======== Data for processing ========

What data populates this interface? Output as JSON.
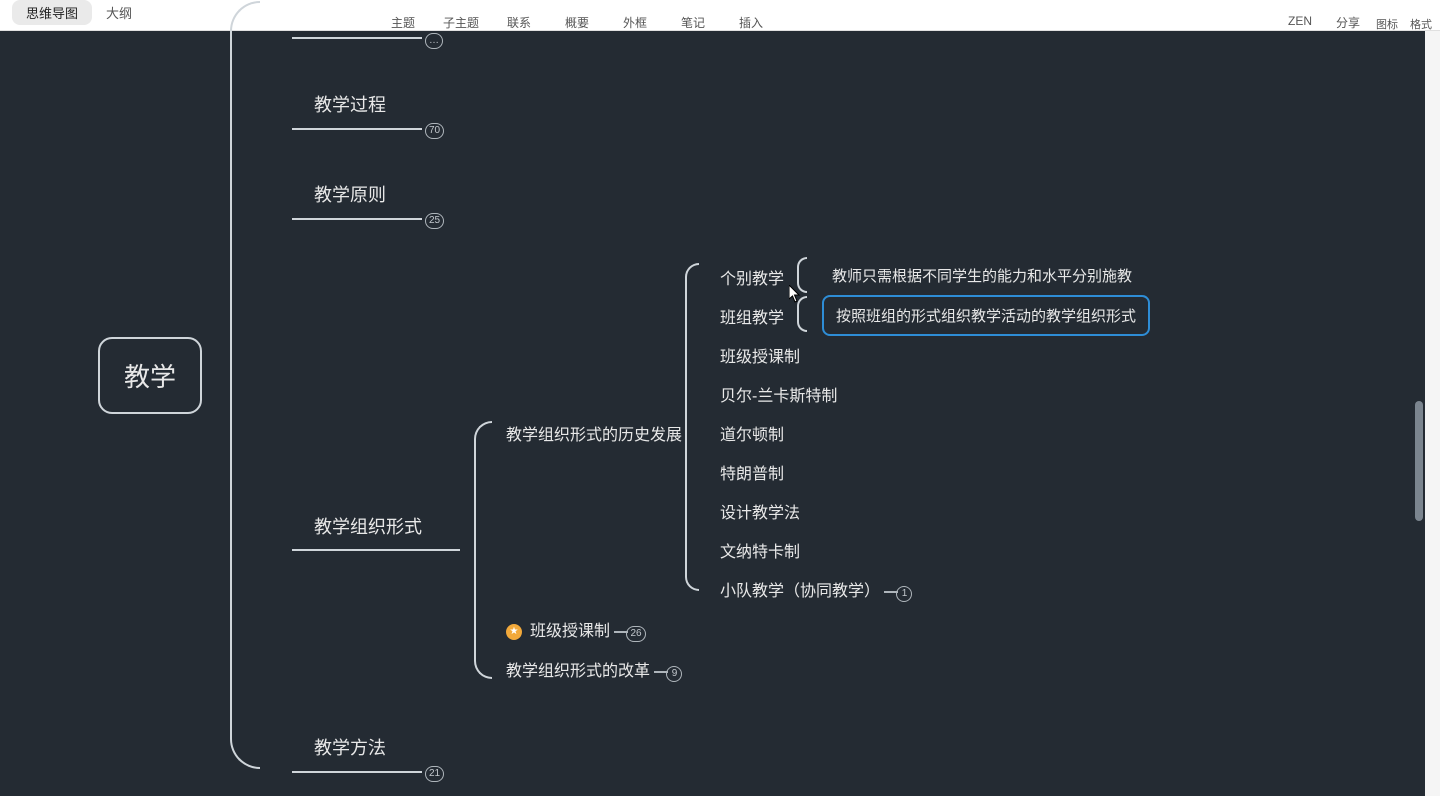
{
  "viewTabs": {
    "mindmap": "思维导图",
    "outline": "大纲"
  },
  "tools": {
    "topic": "主题",
    "subtopic": "子主题",
    "relation": "联系",
    "summary": "概要",
    "border": "外框",
    "note": "笔记",
    "insert": "插入"
  },
  "rightTools": {
    "zen": "ZEN",
    "share": "分享"
  },
  "farTools": {
    "icons": "图标",
    "format": "格式"
  },
  "root": "教学",
  "level1": {
    "n0": {
      "label": "",
      "count": "…"
    },
    "n1": {
      "label": "教学过程",
      "count": "70"
    },
    "n2": {
      "label": "教学原则",
      "count": "25"
    },
    "n3": {
      "label": "教学组织形式"
    },
    "n4": {
      "label": "教学方法",
      "count": "21"
    }
  },
  "orgChildren": {
    "c1": {
      "label": "教学组织形式的历史发展"
    },
    "c2": {
      "label": "班级授课制",
      "count": "26",
      "star": true
    },
    "c3": {
      "label": "教学组织形式的改革",
      "count": "9"
    }
  },
  "history": {
    "h1": {
      "label": "个别教学",
      "desc": "教师只需根据不同学生的能力和水平分别施教"
    },
    "h2": {
      "label": "班组教学",
      "desc": "按照班组的形式组织教学活动的教学组织形式",
      "selected": true
    },
    "h3": {
      "label": "班级授课制"
    },
    "h4": {
      "label": "贝尔-兰卡斯特制"
    },
    "h5": {
      "label": "道尔顿制"
    },
    "h6": {
      "label": "特朗普制"
    },
    "h7": {
      "label": "设计教学法"
    },
    "h8": {
      "label": "文纳特卡制"
    },
    "h9": {
      "label": "小队教学（协同教学）",
      "count": "1"
    }
  }
}
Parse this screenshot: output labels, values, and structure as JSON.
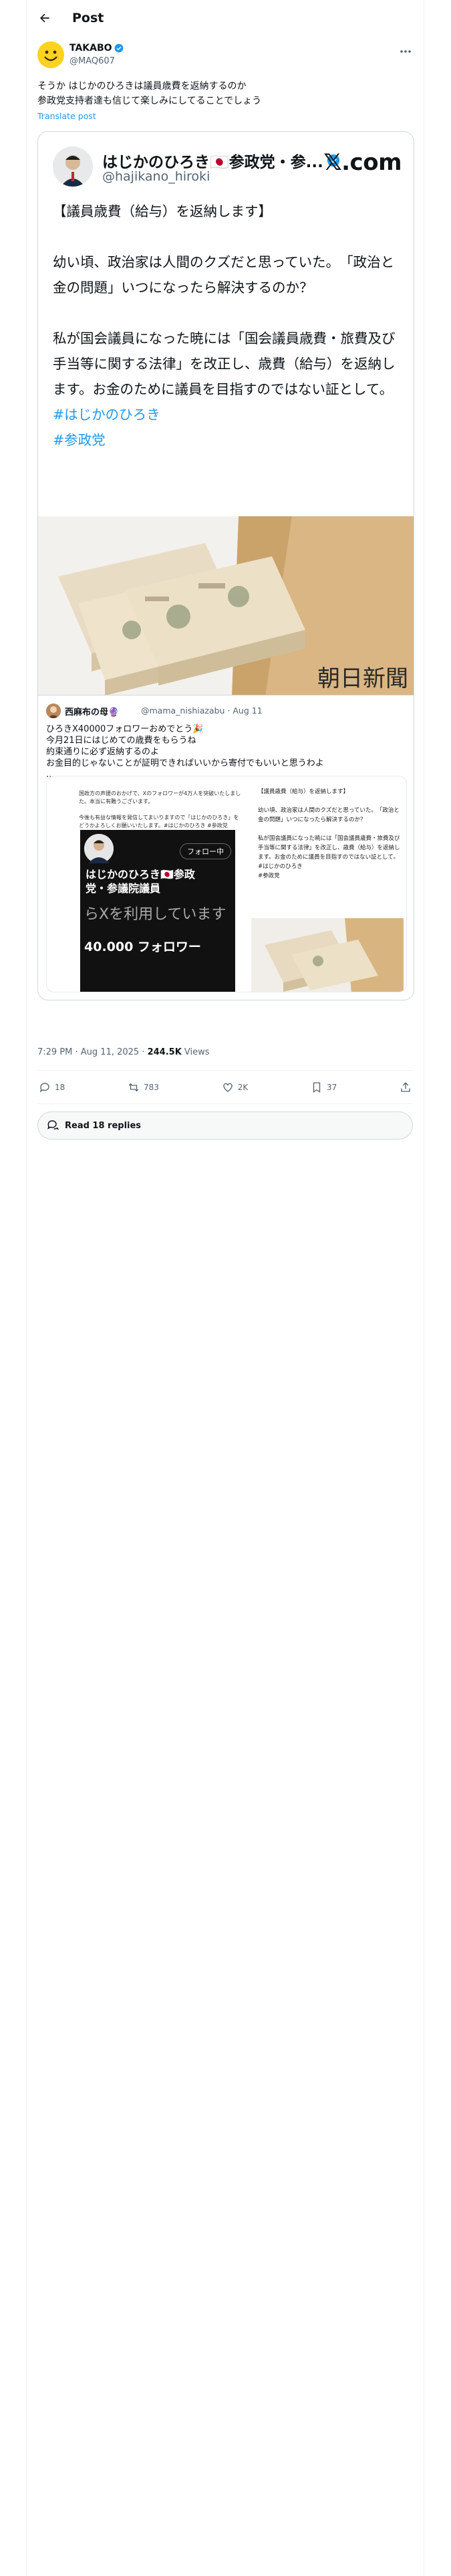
{
  "header": {
    "title": "Post"
  },
  "post": {
    "author_name": "TAKABO",
    "author_handle": "@MAQ607",
    "text": "そうか はじかのひろきは議員歳費を返納するのか\n参政党支持者達も信じて楽しみにしてることでしょう",
    "translate_label": "Translate post",
    "timestamp": "7:29 PM · Aug 11, 2025 · ",
    "views_count": "244.5K",
    "views_label": " Views"
  },
  "embedded_screenshot": {
    "name": "はじかのひろき🇯🇵参政党・参...",
    "handle": "@hajikano_hiroki",
    "x_logo": "𝕏.com",
    "text": "【議員歳費（給与）を返納します】\n\n幼い頃、政治家は人間のクズだと思っていた。　「政治と金の問題」いつになったら解決するのか？\n\n私が国会議員になった暁には「国会議員歳費・旅費及び手当等に関する法律」を改正し、歳費（給与）を返納します。お金のために議員を目指すのではない証として。",
    "hashtag_1": "#はじかのひろき",
    "hashtag_2": "#参政党",
    "watermark": "朝日新聞"
  },
  "quote": {
    "author_name": "西麻布の母🔮",
    "author_handle": "@mama_nishiazabu · Aug 11",
    "text": "ひろきX40000フォロワーおめでとう🎉\n今月21日にはじめての歳費をもらうね\n約束通りに必ず返納するのよ\nお金目的じゃないことが証明できればいいから寄付でもいいと思うわよ\n...",
    "media_left_text": "国政方の声援のおかげで、Xのフォロワーが4万人を突破いたしました。本当に有難うございます。\n\n今後も有益な情報を発信してまいりますので「はじかのひろき」をどうかよろしくお願いいたします。#はじかのひろき #参政党",
    "media_follow_label": "フォロー中",
    "media_profile_name": "はじかのひろき🇯🇵参政\n党・参議院議員",
    "media_use_text": "らXを利用しています",
    "media_follower_count": "40.000 フォロワー",
    "media_right_text": "【議員歳費（給与）を返納します】\n\n幼い頃、政治家は人間のクズだと思っていた。　「政治と金の問題」いつになったら解決するのか？\n\n私が国会議員になった暁には「国会議員歳費・旅費及び手当等に関する法律」を改正し、歳費（給与）を返納します。お金のために議員を目指すのではない証として。\n#はじかのひろき\n#参政党"
  },
  "actions": {
    "replies": "18",
    "reposts": "783",
    "likes": "2K",
    "bookmarks": "37"
  },
  "read_replies_label": "Read 18 replies",
  "colors": {
    "accent": "#1d9bf0",
    "verified": "#1d9bf0",
    "muted": "#536471"
  }
}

========

- [Instructions for the task]:
Write out the listing word for word, omitting the pictures it holds.

- [Answer]:
What data populates this interface? Output as JSON.
{
  "viewTabs": {
    "mindmap": "思维导图",
    "outline": "大纲"
  },
  "tools": {
    "topic": "主题",
    "subtopic": "子主题",
    "relation": "联系",
    "summary": "概要",
    "border": "外框",
    "note": "笔记",
    "insert": "插入"
  },
  "rightTools": {
    "zen": "ZEN",
    "share": "分享"
  },
  "farTools": {
    "icons": "图标",
    "format": "格式"
  },
  "root": "教学",
  "level1": {
    "n0": {
      "label": "",
      "count": "…"
    },
    "n1": {
      "label": "教学过程",
      "count": "70"
    },
    "n2": {
      "label": "教学原则",
      "count": "25"
    },
    "n3": {
      "label": "教学组织形式"
    },
    "n4": {
      "label": "教学方法",
      "count": "21"
    }
  },
  "orgChildren": {
    "c1": {
      "label": "教学组织形式的历史发展"
    },
    "c2": {
      "label": "班级授课制",
      "count": "26",
      "star": true
    },
    "c3": {
      "label": "教学组织形式的改革",
      "count": "9"
    }
  },
  "history": {
    "h1": {
      "label": "个别教学",
      "desc": "教师只需根据不同学生的能力和水平分别施教"
    },
    "h2": {
      "label": "班组教学",
      "desc": "按照班组的形式组织教学活动的教学组织形式",
      "selected": true
    },
    "h3": {
      "label": "班级授课制"
    },
    "h4": {
      "label": "贝尔-兰卡斯特制"
    },
    "h5": {
      "label": "道尔顿制"
    },
    "h6": {
      "label": "特朗普制"
    },
    "h7": {
      "label": "设计教学法"
    },
    "h8": {
      "label": "文纳特卡制"
    },
    "h9": {
      "label": "小队教学（协同教学）",
      "count": "1"
    }
  }
}
Parse this screenshot: output labels, values, and structure as JSON.
{
  "header": {
    "title": "Post"
  },
  "post": {
    "author_name": "TAKABO",
    "author_handle": "@MAQ607",
    "text": "そうか はじかのひろきは議員歳費を返納するのか\n参政党支持者達も信じて楽しみにしてることでしょう",
    "translate_label": "Translate post",
    "timestamp": "7:29 PM · Aug 11, 2025 · ",
    "views_count": "244.5K",
    "views_label": " Views"
  },
  "embedded_screenshot": {
    "name": "はじかのひろき🇯🇵参政党・参...",
    "handle": "@hajikano_hiroki",
    "x_logo": "𝕏.com",
    "text": "【議員歳費（給与）を返納します】\n\n幼い頃、政治家は人間のクズだと思っていた。　「政治と金の問題」いつになったら解決するのか？\n\n私が国会議員になった暁には「国会議員歳費・旅費及び手当等に関する法律」を改正し、歳費（給与）を返納します。お金のために議員を目指すのではない証として。",
    "hashtag_1": "#はじかのひろき",
    "hashtag_2": "#参政党",
    "watermark": "朝日新聞"
  },
  "quote": {
    "author_name": "西麻布の母🔮",
    "author_handle": "@mama_nishiazabu · Aug 11",
    "text": "ひろきX40000フォロワーおめでとう🎉\n今月21日にはじめての歳費をもらうね\n約束通りに必ず返納するのよ\nお金目的じゃないことが証明できればいいから寄付でもいいと思うわよ\n...",
    "media_left_text": "国政方の声援のおかげで、Xのフォロワーが4万人を突破いたしました。本当に有難うございます。\n\n今後も有益な情報を発信してまいりますので「はじかのひろき」をどうかよろしくお願いいたします。#はじかのひろき #参政党",
    "media_follow_label": "フォロー中",
    "media_profile_name": "はじかのひろき🇯🇵参政\n党・参議院議員",
    "media_use_text": "らXを利用しています",
    "media_follower_count": "40.000 フォロワー",
    "media_right_text": "【議員歳費（給与）を返納します】\n\n幼い頃、政治家は人間のクズだと思っていた。　「政治と金の問題」いつになったら解決するのか？\n\n私が国会議員になった暁には「国会議員歳費・旅費及び手当等に関する法律」を改正し、歳費（給与）を返納します。お金のために議員を目指すのではない証として。\n#はじかのひろき\n#参政党"
  },
  "actions": {
    "replies": "18",
    "reposts": "783",
    "likes": "2K",
    "bookmarks": "37"
  },
  "read_replies_label": "Read 18 replies",
  "colors": {
    "accent": "#1d9bf0",
    "verified": "#1d9bf0",
    "muted": "#536471"
  }
}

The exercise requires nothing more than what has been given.